begin

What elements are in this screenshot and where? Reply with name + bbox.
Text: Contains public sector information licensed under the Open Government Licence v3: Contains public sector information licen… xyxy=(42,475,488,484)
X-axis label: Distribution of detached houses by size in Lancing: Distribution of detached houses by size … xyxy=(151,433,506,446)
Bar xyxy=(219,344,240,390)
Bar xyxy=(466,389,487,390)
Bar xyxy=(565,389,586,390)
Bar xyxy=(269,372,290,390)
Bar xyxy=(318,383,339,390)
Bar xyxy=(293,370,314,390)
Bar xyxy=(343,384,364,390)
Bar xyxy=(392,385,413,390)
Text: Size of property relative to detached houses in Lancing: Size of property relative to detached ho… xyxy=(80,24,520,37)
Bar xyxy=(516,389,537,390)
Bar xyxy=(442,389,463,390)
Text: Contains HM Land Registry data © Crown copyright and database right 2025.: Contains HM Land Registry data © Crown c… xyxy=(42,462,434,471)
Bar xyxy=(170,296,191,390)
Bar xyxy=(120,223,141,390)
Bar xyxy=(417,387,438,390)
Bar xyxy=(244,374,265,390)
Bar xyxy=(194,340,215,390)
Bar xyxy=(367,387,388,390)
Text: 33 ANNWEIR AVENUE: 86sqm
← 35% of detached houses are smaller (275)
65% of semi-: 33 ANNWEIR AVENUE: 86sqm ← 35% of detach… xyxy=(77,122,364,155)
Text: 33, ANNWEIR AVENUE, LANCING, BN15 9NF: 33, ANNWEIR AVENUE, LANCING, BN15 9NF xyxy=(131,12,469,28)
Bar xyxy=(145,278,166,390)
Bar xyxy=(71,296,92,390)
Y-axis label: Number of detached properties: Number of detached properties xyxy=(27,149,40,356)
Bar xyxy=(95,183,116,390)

end

[Goal]
Retype all of the data above, every line from start to finish, with no changes.

[Result]
What elements are in this screenshot and where? Reply with name + bbox.
Text: Contains public sector information licensed under the Open Government Licence v3: Contains public sector information licen… xyxy=(42,475,488,484)
X-axis label: Distribution of detached houses by size in Lancing: Distribution of detached houses by size … xyxy=(151,433,506,446)
Bar xyxy=(219,344,240,390)
Bar xyxy=(466,389,487,390)
Bar xyxy=(565,389,586,390)
Bar xyxy=(269,372,290,390)
Bar xyxy=(318,383,339,390)
Bar xyxy=(293,370,314,390)
Bar xyxy=(343,384,364,390)
Bar xyxy=(392,385,413,390)
Text: Size of property relative to detached houses in Lancing: Size of property relative to detached ho… xyxy=(80,24,520,37)
Bar xyxy=(516,389,537,390)
Bar xyxy=(442,389,463,390)
Text: Contains HM Land Registry data © Crown copyright and database right 2025.: Contains HM Land Registry data © Crown c… xyxy=(42,462,434,471)
Bar xyxy=(170,296,191,390)
Bar xyxy=(120,223,141,390)
Bar xyxy=(417,387,438,390)
Bar xyxy=(244,374,265,390)
Bar xyxy=(194,340,215,390)
Bar xyxy=(367,387,388,390)
Text: 33 ANNWEIR AVENUE: 86sqm
← 35% of detached houses are smaller (275)
65% of semi-: 33 ANNWEIR AVENUE: 86sqm ← 35% of detach… xyxy=(77,122,364,155)
Text: 33, ANNWEIR AVENUE, LANCING, BN15 9NF: 33, ANNWEIR AVENUE, LANCING, BN15 9NF xyxy=(131,12,469,28)
Bar xyxy=(145,278,166,390)
Bar xyxy=(71,296,92,390)
Y-axis label: Number of detached properties: Number of detached properties xyxy=(27,149,40,356)
Bar xyxy=(95,183,116,390)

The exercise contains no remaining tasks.